Artistic responses to history and place

For the past three weeks, more than 40 musicians, poets, painters and multimedia artists have occupied the upper floor, creating works that respond directly to the building's layered history. The results form a maze of performances and installations that visitors can explore during the event on 29 and 30 November.

Sculptural artist Abdul Rahman Abdullah presents two significant works. Wednesday's Child reflects on his early morning Qur'an lessons before school, while In the name draws from his childhood experiences when the scarcity of halal meat brought animal slaughter into his family's suburban backyard.

Elsewhere in the building, composer Iain Grandage and cellist Mel Robinson have created a new interpretation of the 19th-century sailor song Little Fish, performing it in one of the hotel's bathrooms with a pre-recorded soundtrack of waves. Robinson describes their piece as exploring the "gut-wrenching kind of loneliness" experienced by sailors far from home.

Confronting colonial history

Zali Morgan, a Whadjuk Balladong and Wilman Noongar artist, addresses the building's proximity to the Round House, where Aboriginal men were held before being sent to forced labour on Wadjemup (Rottnest Island). Her watercolour work on recycled brown paper directly responds to what she calls "the heaviness of the site" and the colonial legacy underlying Fremantle.

Meanwhile, Nic Brunsdon has taken an entirely different approach by stripping back his assigned room to imagine the pre-colonial landscape. His installation incorporates marri timber, hand-carved sandstone, bush aromas and rust-coloured curtains to create what he describes as "a meditative little pause space" that transports visitors to an earlier time.

Other notable works include Ellen Broadhurst's animated faces of historical hotel residents projected over a large papier-mache head, and Guy Louden's climate dystopia video game Wet End, which presents a future Fremantle submerged by rising seas.

The power of saying yes to artists

As Caruana reflects on the project, she emphasises how empty spaces create "gaps in continuity" and "gaps in an experience of connectivity." She hopes more property owners will recognise the opportunity in temporarily lending unused spaces to artists and creators.

"There's an abundance of people being like, can we use your space?" she notes. "And the shift is remarkably simple. It doesn't take much to say yes."

Room Service represents a temporary reanimation of a historical Fremantle landmark, demonstrating how artistic intervention can breathe new life into forgotten spaces while honouring their complex histories.

_ _ _ _ _

Required work => Repeat the part of the article on the Room Service art project from "Sculptural artist Abdul" to "far from home.", word for word.

Data records =>
_ _ _ _ _

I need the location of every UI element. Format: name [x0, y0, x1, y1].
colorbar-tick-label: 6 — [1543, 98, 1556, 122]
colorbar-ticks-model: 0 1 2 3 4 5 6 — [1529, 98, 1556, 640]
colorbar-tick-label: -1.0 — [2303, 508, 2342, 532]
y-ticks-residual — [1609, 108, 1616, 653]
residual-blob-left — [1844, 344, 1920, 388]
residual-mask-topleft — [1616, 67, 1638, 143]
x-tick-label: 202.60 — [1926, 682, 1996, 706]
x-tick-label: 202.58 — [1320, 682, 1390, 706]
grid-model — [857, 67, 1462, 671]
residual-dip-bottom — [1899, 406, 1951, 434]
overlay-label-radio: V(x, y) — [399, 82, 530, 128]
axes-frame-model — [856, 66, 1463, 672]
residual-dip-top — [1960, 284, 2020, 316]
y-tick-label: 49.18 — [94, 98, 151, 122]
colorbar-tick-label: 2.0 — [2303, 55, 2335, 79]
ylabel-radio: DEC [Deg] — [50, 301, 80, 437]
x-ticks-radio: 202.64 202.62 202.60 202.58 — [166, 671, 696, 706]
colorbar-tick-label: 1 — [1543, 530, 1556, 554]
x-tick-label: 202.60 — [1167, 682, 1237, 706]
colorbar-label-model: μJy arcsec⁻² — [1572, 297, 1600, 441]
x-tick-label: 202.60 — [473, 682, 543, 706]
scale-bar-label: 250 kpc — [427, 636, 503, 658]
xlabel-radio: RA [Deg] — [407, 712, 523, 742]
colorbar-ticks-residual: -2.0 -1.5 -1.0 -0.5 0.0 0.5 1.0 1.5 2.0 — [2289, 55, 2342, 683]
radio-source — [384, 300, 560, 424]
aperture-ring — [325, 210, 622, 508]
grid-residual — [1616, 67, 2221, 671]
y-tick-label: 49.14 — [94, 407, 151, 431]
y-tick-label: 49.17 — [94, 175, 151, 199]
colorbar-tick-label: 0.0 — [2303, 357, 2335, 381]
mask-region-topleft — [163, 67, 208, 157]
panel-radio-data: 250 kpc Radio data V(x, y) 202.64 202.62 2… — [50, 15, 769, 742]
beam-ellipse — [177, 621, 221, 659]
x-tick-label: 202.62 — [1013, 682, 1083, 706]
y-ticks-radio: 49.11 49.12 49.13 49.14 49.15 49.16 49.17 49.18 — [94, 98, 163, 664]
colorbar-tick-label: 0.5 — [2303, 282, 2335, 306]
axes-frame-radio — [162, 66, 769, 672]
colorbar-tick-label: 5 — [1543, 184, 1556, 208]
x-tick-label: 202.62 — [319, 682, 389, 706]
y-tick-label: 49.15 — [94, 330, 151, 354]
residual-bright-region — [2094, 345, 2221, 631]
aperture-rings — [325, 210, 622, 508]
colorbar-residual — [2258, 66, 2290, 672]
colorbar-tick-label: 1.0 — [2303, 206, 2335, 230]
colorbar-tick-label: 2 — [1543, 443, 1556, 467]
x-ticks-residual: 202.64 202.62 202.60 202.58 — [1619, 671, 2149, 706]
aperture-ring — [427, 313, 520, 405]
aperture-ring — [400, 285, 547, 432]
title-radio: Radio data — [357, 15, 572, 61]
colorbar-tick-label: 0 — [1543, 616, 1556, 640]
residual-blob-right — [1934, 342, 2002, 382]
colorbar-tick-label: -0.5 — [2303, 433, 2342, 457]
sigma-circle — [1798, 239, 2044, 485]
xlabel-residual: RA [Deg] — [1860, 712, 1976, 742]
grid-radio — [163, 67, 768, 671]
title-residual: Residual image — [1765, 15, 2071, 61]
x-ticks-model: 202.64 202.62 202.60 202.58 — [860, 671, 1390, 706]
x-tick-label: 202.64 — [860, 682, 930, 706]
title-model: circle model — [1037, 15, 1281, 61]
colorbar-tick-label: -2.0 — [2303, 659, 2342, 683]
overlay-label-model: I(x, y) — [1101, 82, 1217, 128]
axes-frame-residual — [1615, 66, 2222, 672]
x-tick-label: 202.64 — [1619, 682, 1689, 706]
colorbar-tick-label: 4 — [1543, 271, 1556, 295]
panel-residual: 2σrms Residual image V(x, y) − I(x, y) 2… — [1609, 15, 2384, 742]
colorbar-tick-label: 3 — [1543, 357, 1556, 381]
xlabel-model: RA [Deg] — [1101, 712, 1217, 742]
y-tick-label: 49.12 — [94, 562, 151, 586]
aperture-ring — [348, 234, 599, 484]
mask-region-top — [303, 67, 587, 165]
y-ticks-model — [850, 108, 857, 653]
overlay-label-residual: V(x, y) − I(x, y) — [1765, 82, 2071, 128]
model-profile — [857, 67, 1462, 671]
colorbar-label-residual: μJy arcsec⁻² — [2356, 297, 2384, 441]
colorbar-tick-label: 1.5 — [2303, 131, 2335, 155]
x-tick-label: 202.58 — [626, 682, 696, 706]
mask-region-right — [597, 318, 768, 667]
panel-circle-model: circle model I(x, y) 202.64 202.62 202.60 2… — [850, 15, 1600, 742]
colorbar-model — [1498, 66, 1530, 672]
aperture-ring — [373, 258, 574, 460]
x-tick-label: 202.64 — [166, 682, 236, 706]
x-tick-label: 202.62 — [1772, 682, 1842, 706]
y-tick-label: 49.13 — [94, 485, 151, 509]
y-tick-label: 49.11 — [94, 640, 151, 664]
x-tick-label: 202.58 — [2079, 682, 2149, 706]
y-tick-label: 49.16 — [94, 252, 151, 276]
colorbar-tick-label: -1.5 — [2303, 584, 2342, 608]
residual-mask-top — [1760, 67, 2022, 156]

_ _ _ _ _

Final result =>
Sculptural artist Abdul Rahman Abdullah presents two significant works. Wednesday's Child reflects on his early morning Qur'an lessons before school, while In the name draws from his childhood experiences when the scarcity of halal meat brought animal slaughter into his family's suburban backyard.

Elsewhere in the building, composer Iain Grandage and cellist Mel Robinson have created a new interpretation of the 19th-century sailor song Little Fish, performing it in one of the hotel's bathrooms with a pre-recorded soundtrack of waves. Robinson describes their piece as exploring the "gut-wrenching kind of loneliness" experienced by sailors far from home.